_Data items_
--
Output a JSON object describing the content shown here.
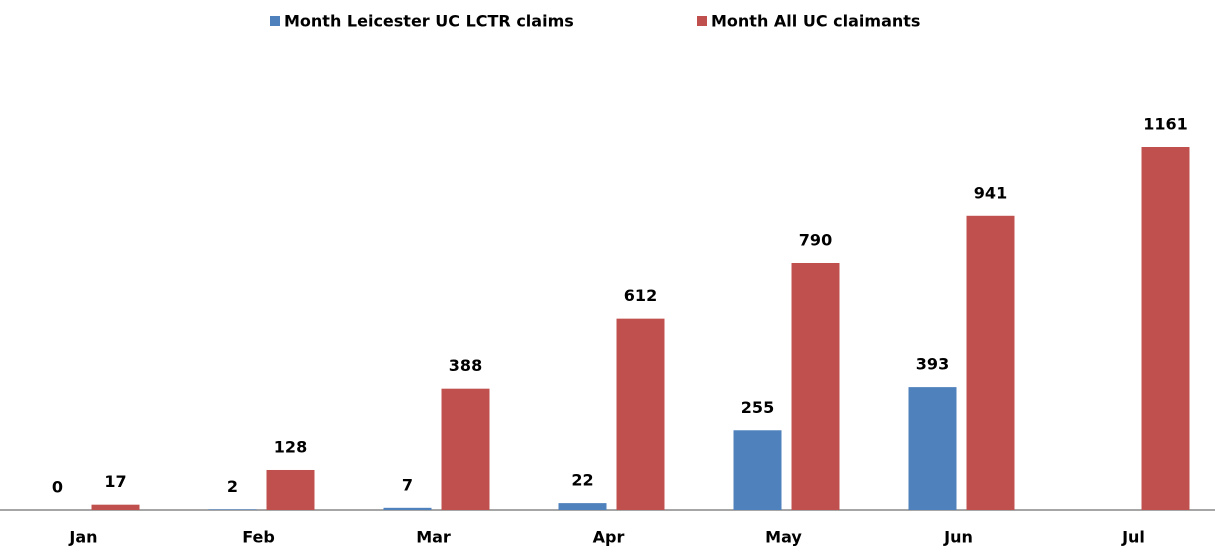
{
  "chart_data": {
    "type": "bar",
    "categories": [
      "Jan",
      "Feb",
      "Mar",
      "Apr",
      "May",
      "Jun",
      "Jul"
    ],
    "series": [
      {
        "name": "Month Leicester UC LCTR claims",
        "color": "#4f81bd",
        "values": [
          0,
          2,
          7,
          22,
          255,
          393,
          null
        ]
      },
      {
        "name": "Month All UC claimants",
        "color": "#c0504d",
        "values": [
          17,
          128,
          388,
          612,
          790,
          941,
          1161
        ]
      }
    ],
    "legend": "top"
  }
}
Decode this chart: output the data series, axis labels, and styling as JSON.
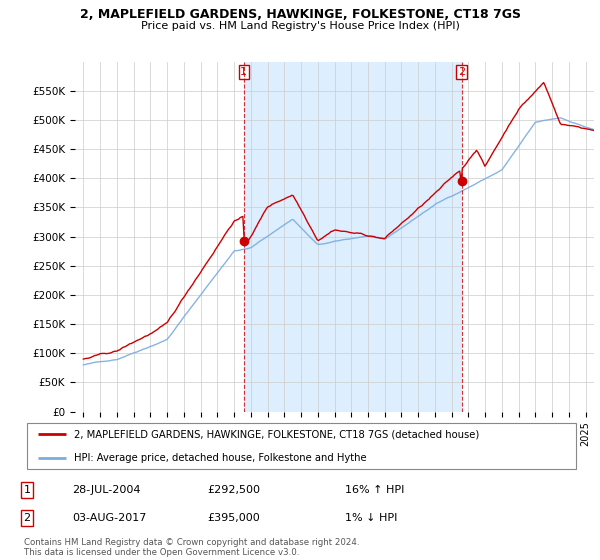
{
  "title1": "2, MAPLEFIELD GARDENS, HAWKINGE, FOLKESTONE, CT18 7GS",
  "title2": "Price paid vs. HM Land Registry's House Price Index (HPI)",
  "legend_label1": "2, MAPLEFIELD GARDENS, HAWKINGE, FOLKESTONE, CT18 7GS (detached house)",
  "legend_label2": "HPI: Average price, detached house, Folkestone and Hythe",
  "footnote": "Contains HM Land Registry data © Crown copyright and database right 2024.\nThis data is licensed under the Open Government Licence v3.0.",
  "table_rows": [
    {
      "num": "1",
      "date": "28-JUL-2004",
      "price": "£292,500",
      "change": "16% ↑ HPI"
    },
    {
      "num": "2",
      "date": "03-AUG-2017",
      "price": "£395,000",
      "change": "1% ↓ HPI"
    }
  ],
  "marker1_x": 2004.58,
  "marker1_y": 292500,
  "marker2_x": 2017.59,
  "marker2_y": 395000,
  "color_red": "#cc0000",
  "color_blue": "#7aace0",
  "color_shade": "#ddeeff",
  "ylim_min": 0,
  "ylim_max": 600000,
  "xlim_min": 1994.5,
  "xlim_max": 2025.5,
  "yticks": [
    0,
    50000,
    100000,
    150000,
    200000,
    250000,
    300000,
    350000,
    400000,
    450000,
    500000,
    550000
  ],
  "ytick_labels": [
    "£0",
    "£50K",
    "£100K",
    "£150K",
    "£200K",
    "£250K",
    "£300K",
    "£350K",
    "£400K",
    "£450K",
    "£500K",
    "£550K"
  ],
  "xtick_years": [
    1995,
    1996,
    1997,
    1998,
    1999,
    2000,
    2001,
    2002,
    2003,
    2004,
    2005,
    2006,
    2007,
    2008,
    2009,
    2010,
    2011,
    2012,
    2013,
    2014,
    2015,
    2016,
    2017,
    2018,
    2019,
    2020,
    2021,
    2022,
    2023,
    2024,
    2025
  ]
}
--
_Exercise prompt_
Write the records above out again exactly, with no pictures in your copy.

_Solution to the problem_
Output a JSON object describing the content shown here.
{
  "chart_data": {
    "type": "bar",
    "categories": [
      "Jan",
      "Feb",
      "Mar",
      "Apr",
      "May",
      "Jun",
      "Jul"
    ],
    "series": [
      {
        "name": "Month Leicester UC LCTR claims",
        "color": "#4f81bd",
        "values": [
          0,
          2,
          7,
          22,
          255,
          393,
          null
        ]
      },
      {
        "name": "Month All UC claimants",
        "color": "#c0504d",
        "values": [
          17,
          128,
          388,
          612,
          790,
          941,
          1161
        ]
      }
    ],
    "legend": "top"
  }
}
Decode this chart: output the data series, axis labels, and styling as JSON.
{
  "title1": "2, MAPLEFIELD GARDENS, HAWKINGE, FOLKESTONE, CT18 7GS",
  "title2": "Price paid vs. HM Land Registry's House Price Index (HPI)",
  "legend_label1": "2, MAPLEFIELD GARDENS, HAWKINGE, FOLKESTONE, CT18 7GS (detached house)",
  "legend_label2": "HPI: Average price, detached house, Folkestone and Hythe",
  "footnote": "Contains HM Land Registry data © Crown copyright and database right 2024.\nThis data is licensed under the Open Government Licence v3.0.",
  "table_rows": [
    {
      "num": "1",
      "date": "28-JUL-2004",
      "price": "£292,500",
      "change": "16% ↑ HPI"
    },
    {
      "num": "2",
      "date": "03-AUG-2017",
      "price": "£395,000",
      "change": "1% ↓ HPI"
    }
  ],
  "marker1_x": 2004.58,
  "marker1_y": 292500,
  "marker2_x": 2017.59,
  "marker2_y": 395000,
  "color_red": "#cc0000",
  "color_blue": "#7aace0",
  "color_shade": "#ddeeff",
  "ylim_min": 0,
  "ylim_max": 600000,
  "xlim_min": 1994.5,
  "xlim_max": 2025.5,
  "yticks": [
    0,
    50000,
    100000,
    150000,
    200000,
    250000,
    300000,
    350000,
    400000,
    450000,
    500000,
    550000
  ],
  "ytick_labels": [
    "£0",
    "£50K",
    "£100K",
    "£150K",
    "£200K",
    "£250K",
    "£300K",
    "£350K",
    "£400K",
    "£450K",
    "£500K",
    "£550K"
  ],
  "xtick_years": [
    1995,
    1996,
    1997,
    1998,
    1999,
    2000,
    2001,
    2002,
    2003,
    2004,
    2005,
    2006,
    2007,
    2008,
    2009,
    2010,
    2011,
    2012,
    2013,
    2014,
    2015,
    2016,
    2017,
    2018,
    2019,
    2020,
    2021,
    2022,
    2023,
    2024,
    2025
  ]
}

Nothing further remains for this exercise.